#### LISTED RECORDS

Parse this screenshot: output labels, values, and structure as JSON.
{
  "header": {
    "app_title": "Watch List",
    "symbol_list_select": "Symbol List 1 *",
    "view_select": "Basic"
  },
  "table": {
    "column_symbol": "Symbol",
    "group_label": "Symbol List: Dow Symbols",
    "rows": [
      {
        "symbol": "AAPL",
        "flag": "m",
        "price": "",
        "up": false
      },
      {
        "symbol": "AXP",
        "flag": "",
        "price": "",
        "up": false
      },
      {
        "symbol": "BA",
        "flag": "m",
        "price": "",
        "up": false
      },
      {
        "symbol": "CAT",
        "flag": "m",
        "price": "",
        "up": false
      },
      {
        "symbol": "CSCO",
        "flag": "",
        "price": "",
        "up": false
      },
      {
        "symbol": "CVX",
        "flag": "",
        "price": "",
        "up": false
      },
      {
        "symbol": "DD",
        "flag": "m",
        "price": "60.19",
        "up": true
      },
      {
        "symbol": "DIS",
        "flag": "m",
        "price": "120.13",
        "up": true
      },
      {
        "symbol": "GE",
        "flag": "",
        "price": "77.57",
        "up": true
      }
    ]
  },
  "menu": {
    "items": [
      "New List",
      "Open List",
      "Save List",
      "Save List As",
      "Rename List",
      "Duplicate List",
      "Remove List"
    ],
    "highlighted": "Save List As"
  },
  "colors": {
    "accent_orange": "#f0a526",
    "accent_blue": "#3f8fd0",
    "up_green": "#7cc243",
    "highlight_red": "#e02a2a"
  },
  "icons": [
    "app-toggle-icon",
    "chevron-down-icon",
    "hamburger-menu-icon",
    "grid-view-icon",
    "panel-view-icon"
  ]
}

########
#### LISTED RECORDS

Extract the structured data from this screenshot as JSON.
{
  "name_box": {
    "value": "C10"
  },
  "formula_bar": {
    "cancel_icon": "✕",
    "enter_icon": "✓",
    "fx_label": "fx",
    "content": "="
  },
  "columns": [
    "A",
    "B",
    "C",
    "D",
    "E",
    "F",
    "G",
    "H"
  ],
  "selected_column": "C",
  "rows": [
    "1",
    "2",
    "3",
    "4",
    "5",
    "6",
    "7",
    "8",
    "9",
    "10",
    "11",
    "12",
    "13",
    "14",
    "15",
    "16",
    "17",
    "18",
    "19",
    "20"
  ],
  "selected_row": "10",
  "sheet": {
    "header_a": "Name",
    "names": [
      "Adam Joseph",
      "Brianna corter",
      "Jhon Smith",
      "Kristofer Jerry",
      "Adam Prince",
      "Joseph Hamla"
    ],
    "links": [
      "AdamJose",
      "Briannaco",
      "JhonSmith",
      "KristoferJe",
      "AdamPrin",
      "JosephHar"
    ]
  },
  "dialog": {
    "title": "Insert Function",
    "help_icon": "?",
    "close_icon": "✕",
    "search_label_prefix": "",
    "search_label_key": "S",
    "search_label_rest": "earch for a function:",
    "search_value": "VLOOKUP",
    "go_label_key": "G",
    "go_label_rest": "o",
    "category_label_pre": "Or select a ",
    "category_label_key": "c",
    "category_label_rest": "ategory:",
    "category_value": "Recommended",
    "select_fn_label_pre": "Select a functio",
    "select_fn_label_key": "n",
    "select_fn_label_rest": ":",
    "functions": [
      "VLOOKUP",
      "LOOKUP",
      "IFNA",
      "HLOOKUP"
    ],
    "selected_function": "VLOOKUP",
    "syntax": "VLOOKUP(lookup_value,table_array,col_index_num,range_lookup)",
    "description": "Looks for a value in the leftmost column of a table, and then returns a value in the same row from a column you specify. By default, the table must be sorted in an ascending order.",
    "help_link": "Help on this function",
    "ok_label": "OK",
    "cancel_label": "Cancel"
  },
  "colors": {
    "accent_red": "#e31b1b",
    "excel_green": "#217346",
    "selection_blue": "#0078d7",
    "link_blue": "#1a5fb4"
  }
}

########

### STATED TASK
Search the listing for the word "VLOOKUP". Copy every line in which it occurs.

### WRITTEN RESPONSE
    "search_value": "VLOOKUP",
      "VLOOKUP",
    "selected_function": "VLOOKUP",
    "syntax": "VLOOKUP(lookup_value,table_array,col_index_num,range_lookup)",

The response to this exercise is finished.